Return all entries word for word, but drop any images.
═════ DATASET ENTRIES ═════
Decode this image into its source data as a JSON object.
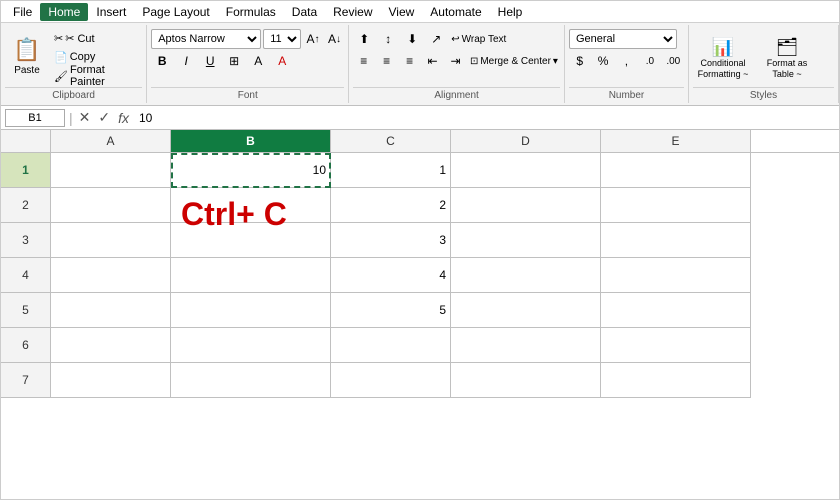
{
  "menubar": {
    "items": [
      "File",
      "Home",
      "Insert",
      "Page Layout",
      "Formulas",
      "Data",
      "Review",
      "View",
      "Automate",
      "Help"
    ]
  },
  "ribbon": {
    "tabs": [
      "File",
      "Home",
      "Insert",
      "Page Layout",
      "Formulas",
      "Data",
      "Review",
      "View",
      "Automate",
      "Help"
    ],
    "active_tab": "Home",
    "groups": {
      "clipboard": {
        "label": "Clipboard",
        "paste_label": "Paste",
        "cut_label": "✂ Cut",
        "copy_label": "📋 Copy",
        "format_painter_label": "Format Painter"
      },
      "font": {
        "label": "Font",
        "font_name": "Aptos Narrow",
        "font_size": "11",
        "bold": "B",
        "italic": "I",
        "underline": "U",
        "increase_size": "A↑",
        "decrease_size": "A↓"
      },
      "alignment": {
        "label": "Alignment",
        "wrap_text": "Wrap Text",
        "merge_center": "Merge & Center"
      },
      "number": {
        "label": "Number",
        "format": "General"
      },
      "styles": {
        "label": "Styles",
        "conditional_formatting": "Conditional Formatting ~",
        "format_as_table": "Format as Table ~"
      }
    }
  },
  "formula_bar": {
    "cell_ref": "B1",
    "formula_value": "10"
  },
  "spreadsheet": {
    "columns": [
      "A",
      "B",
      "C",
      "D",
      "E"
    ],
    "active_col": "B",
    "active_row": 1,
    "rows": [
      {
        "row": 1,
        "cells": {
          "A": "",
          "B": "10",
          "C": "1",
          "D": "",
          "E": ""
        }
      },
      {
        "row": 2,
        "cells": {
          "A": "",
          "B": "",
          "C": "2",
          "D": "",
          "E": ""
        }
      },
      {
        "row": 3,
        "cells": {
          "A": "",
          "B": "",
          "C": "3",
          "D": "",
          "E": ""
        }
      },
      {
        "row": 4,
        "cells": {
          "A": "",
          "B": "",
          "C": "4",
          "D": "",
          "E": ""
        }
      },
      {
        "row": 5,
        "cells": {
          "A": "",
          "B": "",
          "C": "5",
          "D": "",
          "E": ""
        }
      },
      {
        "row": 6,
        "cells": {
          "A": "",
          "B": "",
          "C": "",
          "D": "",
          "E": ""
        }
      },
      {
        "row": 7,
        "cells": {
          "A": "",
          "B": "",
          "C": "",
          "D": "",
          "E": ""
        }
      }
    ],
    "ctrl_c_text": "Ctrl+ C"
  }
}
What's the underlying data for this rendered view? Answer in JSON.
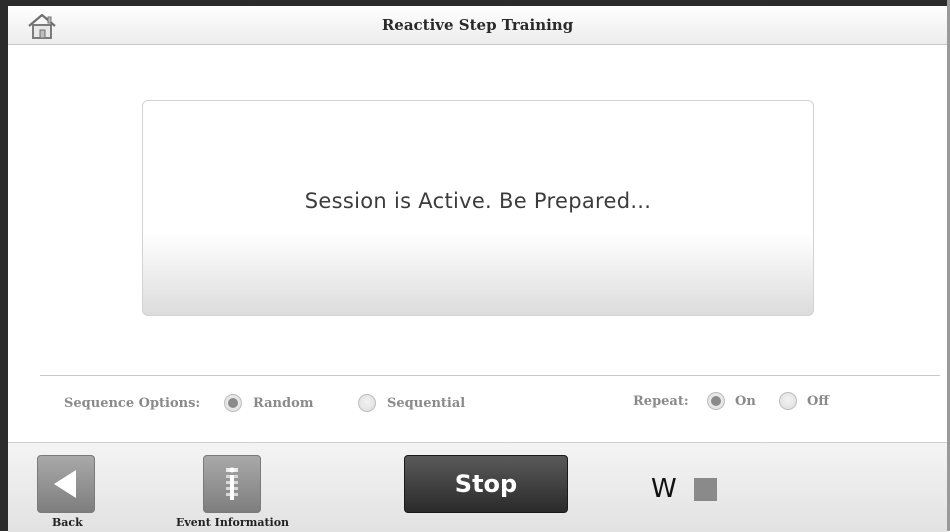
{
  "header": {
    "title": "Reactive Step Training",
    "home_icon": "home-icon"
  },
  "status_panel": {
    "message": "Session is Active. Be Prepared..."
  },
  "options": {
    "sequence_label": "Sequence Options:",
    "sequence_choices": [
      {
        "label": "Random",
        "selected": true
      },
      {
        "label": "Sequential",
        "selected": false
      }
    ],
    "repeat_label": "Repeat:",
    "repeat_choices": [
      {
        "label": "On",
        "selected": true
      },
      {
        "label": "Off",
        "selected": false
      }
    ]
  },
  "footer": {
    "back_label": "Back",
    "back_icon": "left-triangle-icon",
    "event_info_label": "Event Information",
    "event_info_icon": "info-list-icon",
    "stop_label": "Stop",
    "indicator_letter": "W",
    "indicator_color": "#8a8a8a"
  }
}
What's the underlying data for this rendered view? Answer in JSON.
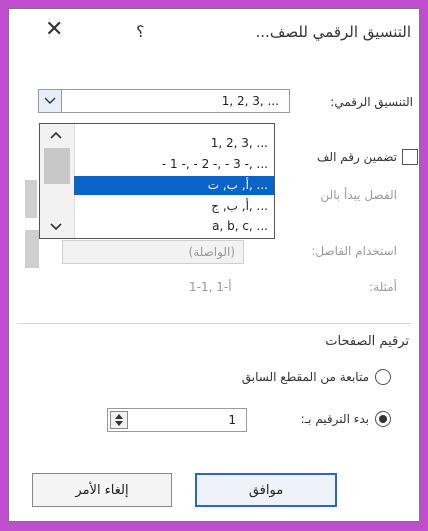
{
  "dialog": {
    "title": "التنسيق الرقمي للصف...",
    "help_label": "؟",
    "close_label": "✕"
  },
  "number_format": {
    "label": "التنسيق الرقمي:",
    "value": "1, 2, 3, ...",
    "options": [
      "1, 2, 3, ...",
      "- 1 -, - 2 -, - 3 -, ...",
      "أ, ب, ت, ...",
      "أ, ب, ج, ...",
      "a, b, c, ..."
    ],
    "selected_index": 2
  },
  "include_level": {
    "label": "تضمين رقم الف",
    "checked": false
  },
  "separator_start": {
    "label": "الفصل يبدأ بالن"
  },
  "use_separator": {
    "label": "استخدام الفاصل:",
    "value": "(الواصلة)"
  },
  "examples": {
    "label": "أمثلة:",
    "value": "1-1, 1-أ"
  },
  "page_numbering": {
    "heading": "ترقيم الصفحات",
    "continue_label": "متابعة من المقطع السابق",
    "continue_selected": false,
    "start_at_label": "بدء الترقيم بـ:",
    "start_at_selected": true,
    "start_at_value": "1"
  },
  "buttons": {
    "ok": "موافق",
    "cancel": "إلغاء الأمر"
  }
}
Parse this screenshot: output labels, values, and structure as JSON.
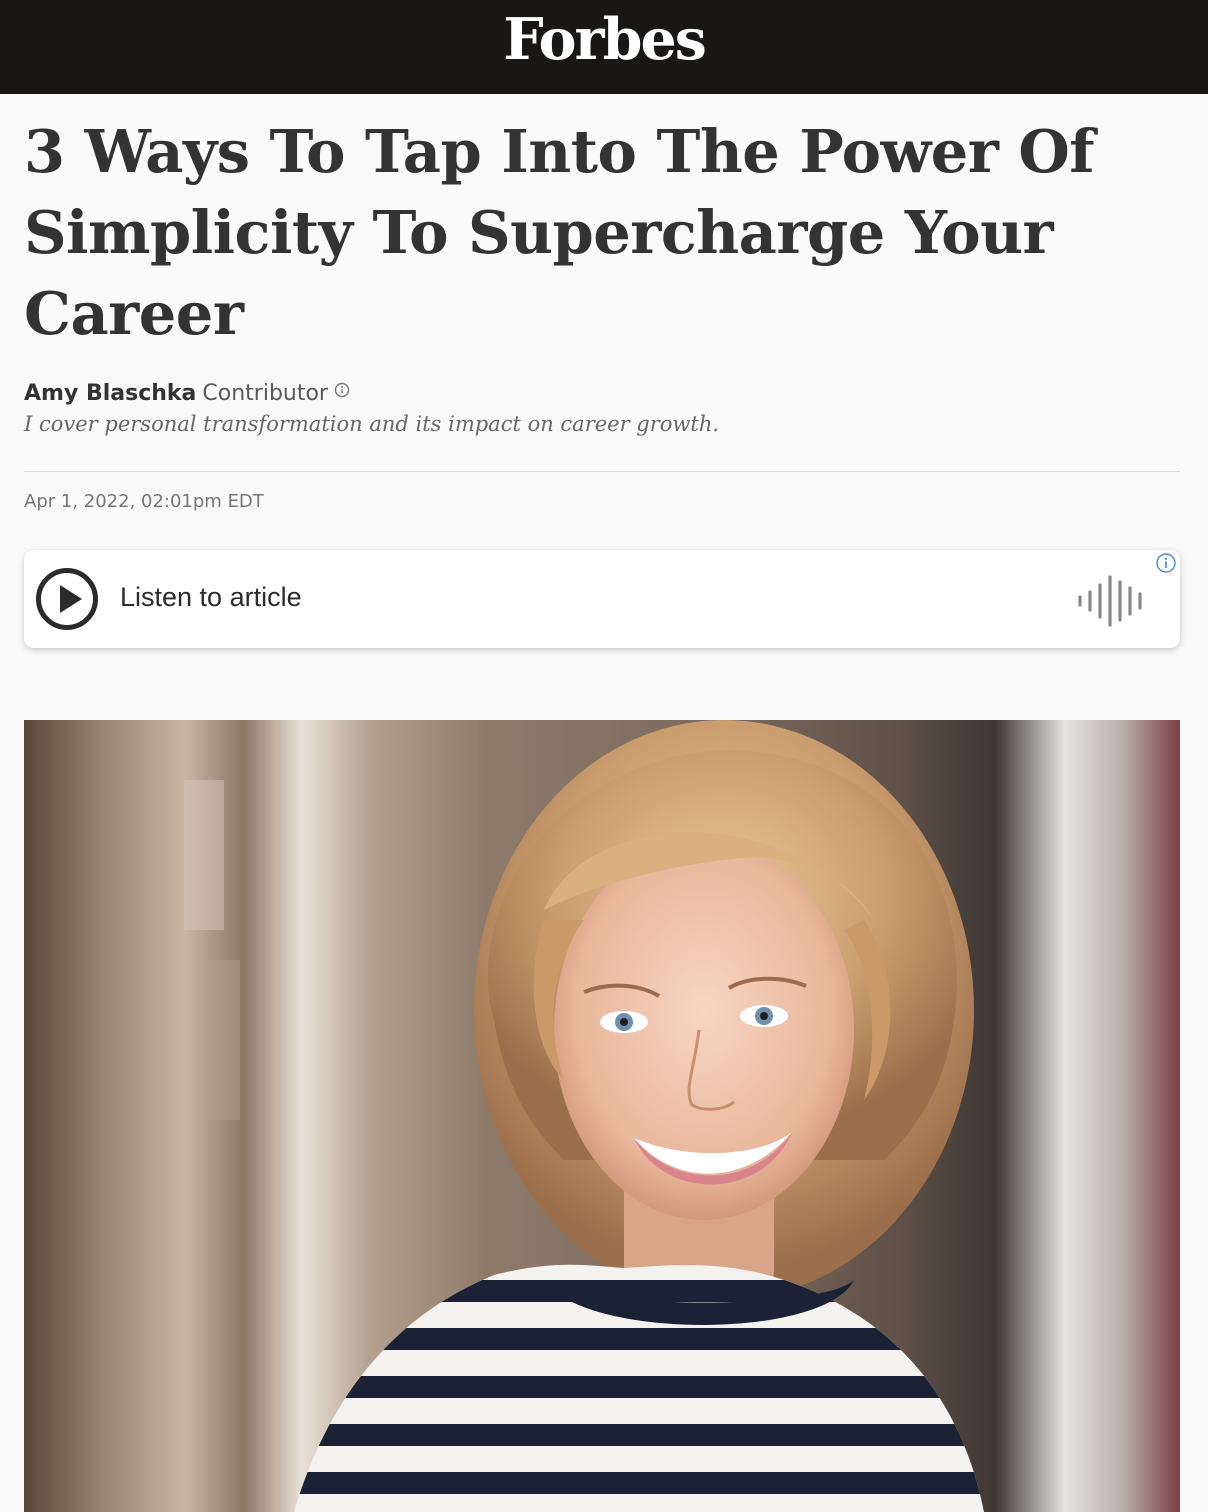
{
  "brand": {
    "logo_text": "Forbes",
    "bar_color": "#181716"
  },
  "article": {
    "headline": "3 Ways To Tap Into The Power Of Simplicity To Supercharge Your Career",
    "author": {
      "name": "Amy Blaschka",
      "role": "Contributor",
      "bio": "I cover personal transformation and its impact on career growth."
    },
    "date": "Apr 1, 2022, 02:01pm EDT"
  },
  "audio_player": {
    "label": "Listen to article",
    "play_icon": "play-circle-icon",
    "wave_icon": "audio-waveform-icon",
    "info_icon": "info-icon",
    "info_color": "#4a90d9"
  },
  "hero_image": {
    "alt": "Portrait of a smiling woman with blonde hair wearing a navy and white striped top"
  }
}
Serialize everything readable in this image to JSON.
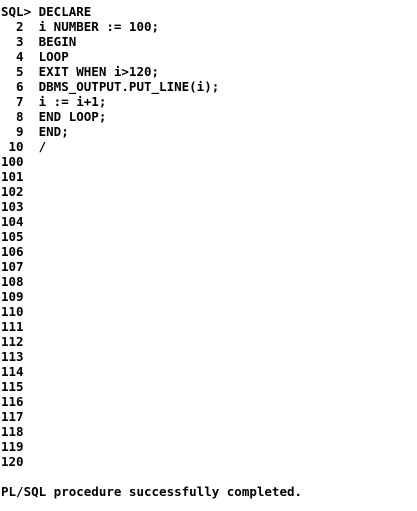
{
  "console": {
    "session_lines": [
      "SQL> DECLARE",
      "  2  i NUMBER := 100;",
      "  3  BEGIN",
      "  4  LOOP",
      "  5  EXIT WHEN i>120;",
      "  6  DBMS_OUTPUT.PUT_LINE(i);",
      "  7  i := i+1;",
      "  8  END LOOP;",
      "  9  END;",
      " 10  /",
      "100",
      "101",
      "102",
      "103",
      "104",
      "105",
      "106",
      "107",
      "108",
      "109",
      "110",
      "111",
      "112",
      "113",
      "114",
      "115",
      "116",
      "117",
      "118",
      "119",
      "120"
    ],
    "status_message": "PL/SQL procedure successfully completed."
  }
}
═════
ANSWER
Decode this image into its source data as a JSON object.
{
  "menubar": {
    "items": [
      "File",
      "Home",
      "Insert",
      "Page Layout",
      "Formulas",
      "Data",
      "Review",
      "View",
      "Automate",
      "Help"
    ]
  },
  "ribbon": {
    "tabs": [
      "File",
      "Home",
      "Insert",
      "Page Layout",
      "Formulas",
      "Data",
      "Review",
      "View",
      "Automate",
      "Help"
    ],
    "active_tab": "Home",
    "groups": {
      "clipboard": {
        "label": "Clipboard",
        "paste_label": "Paste",
        "cut_label": "✂ Cut",
        "copy_label": "📋 Copy",
        "format_painter_label": "Format Painter"
      },
      "font": {
        "label": "Font",
        "font_name": "Aptos Narrow",
        "font_size": "11",
        "bold": "B",
        "italic": "I",
        "underline": "U",
        "increase_size": "A↑",
        "decrease_size": "A↓"
      },
      "alignment": {
        "label": "Alignment",
        "wrap_text": "Wrap Text",
        "merge_center": "Merge & Center"
      },
      "number": {
        "label": "Number",
        "format": "General"
      },
      "styles": {
        "label": "Styles",
        "conditional_formatting": "Conditional Formatting ~",
        "format_as_table": "Format as Table ~"
      }
    }
  },
  "formula_bar": {
    "cell_ref": "B1",
    "formula_value": "10"
  },
  "spreadsheet": {
    "columns": [
      "A",
      "B",
      "C",
      "D",
      "E"
    ],
    "active_col": "B",
    "active_row": 1,
    "rows": [
      {
        "row": 1,
        "cells": {
          "A": "",
          "B": "10",
          "C": "1",
          "D": "",
          "E": ""
        }
      },
      {
        "row": 2,
        "cells": {
          "A": "",
          "B": "",
          "C": "2",
          "D": "",
          "E": ""
        }
      },
      {
        "row": 3,
        "cells": {
          "A": "",
          "B": "",
          "C": "3",
          "D": "",
          "E": ""
        }
      },
      {
        "row": 4,
        "cells": {
          "A": "",
          "B": "",
          "C": "4",
          "D": "",
          "E": ""
        }
      },
      {
        "row": 5,
        "cells": {
          "A": "",
          "B": "",
          "C": "5",
          "D": "",
          "E": ""
        }
      },
      {
        "row": 6,
        "cells": {
          "A": "",
          "B": "",
          "C": "",
          "D": "",
          "E": ""
        }
      },
      {
        "row": 7,
        "cells": {
          "A": "",
          "B": "",
          "C": "",
          "D": "",
          "E": ""
        }
      }
    ],
    "ctrl_c_text": "Ctrl+ C"
  }
}
What's the underlying data for this rendered view? Answer in JSON.
{
  "header": {
    "title": "Reactive Step Training",
    "home_icon": "home-icon"
  },
  "status_panel": {
    "message": "Session is Active. Be Prepared..."
  },
  "options": {
    "sequence_label": "Sequence Options:",
    "sequence_choices": [
      {
        "label": "Random",
        "selected": true
      },
      {
        "label": "Sequential",
        "selected": false
      }
    ],
    "repeat_label": "Repeat:",
    "repeat_choices": [
      {
        "label": "On",
        "selected": true
      },
      {
        "label": "Off",
        "selected": false
      }
    ]
  },
  "footer": {
    "back_label": "Back",
    "back_icon": "left-triangle-icon",
    "event_info_label": "Event Information",
    "event_info_icon": "info-list-icon",
    "stop_label": "Stop",
    "indicator_letter": "W",
    "indicator_color": "#8a8a8a"
  }
}
What's the underlying data for this rendered view? Answer in JSON.
{
  "dialog": {
    "title": "التنسيق الرقمي للصف...",
    "help_label": "؟",
    "close_label": "✕"
  },
  "number_format": {
    "label": "التنسيق الرقمي:",
    "value": "1, 2, 3, ...",
    "options": [
      "1, 2, 3, ...",
      "- 1 -, - 2 -, - 3 -, ...",
      "أ, ب, ت, ...",
      "أ, ب, ج, ...",
      "a, b, c, ..."
    ],
    "selected_index": 2
  },
  "include_level": {
    "label": "تضمين رقم الف",
    "checked": false
  },
  "separator_start": {
    "label": "الفصل يبدأ بالن"
  },
  "use_separator": {
    "label": "استخدام الفاصل:",
    "value": "(الواصلة)"
  },
  "examples": {
    "label": "أمثلة:",
    "value": "1-1, 1-أ"
  },
  "page_numbering": {
    "heading": "ترقيم الصفحات",
    "continue_label": "متابعة من المقطع السابق",
    "continue_selected": false,
    "start_at_label": "بدء الترقيم بـ:",
    "start_at_selected": true,
    "start_at_value": "1"
  },
  "buttons": {
    "ok": "موافق",
    "cancel": "إلغاء الأمر"
  }
}
Parse this screenshot: output labels, values, and structure as JSON.
{
  "brand": {
    "logo_text": "Forbes",
    "bar_color": "#181716"
  },
  "article": {
    "headline": "3 Ways To Tap Into The Power Of Simplicity To Supercharge Your Career",
    "author": {
      "name": "Amy Blaschka",
      "role": "Contributor",
      "bio": "I cover personal transformation and its impact on career growth."
    },
    "date": "Apr 1, 2022, 02:01pm EDT"
  },
  "audio_player": {
    "label": "Listen to article",
    "play_icon": "play-circle-icon",
    "wave_icon": "audio-waveform-icon",
    "info_icon": "info-icon",
    "info_color": "#4a90d9"
  },
  "hero_image": {
    "alt": "Portrait of a smiling woman with blonde hair wearing a navy and white striped top"
  }
}
Serialize everything readable in this image to JSON.
{
  "console": {
    "session_lines": [
      "SQL> DECLARE",
      "  2  i NUMBER := 100;",
      "  3  BEGIN",
      "  4  LOOP",
      "  5  EXIT WHEN i>120;",
      "  6  DBMS_OUTPUT.PUT_LINE(i);",
      "  7  i := i+1;",
      "  8  END LOOP;",
      "  9  END;",
      " 10  /",
      "100",
      "101",
      "102",
      "103",
      "104",
      "105",
      "106",
      "107",
      "108",
      "109",
      "110",
      "111",
      "112",
      "113",
      "114",
      "115",
      "116",
      "117",
      "118",
      "119",
      "120"
    ],
    "status_message": "PL/SQL procedure successfully completed."
  }
}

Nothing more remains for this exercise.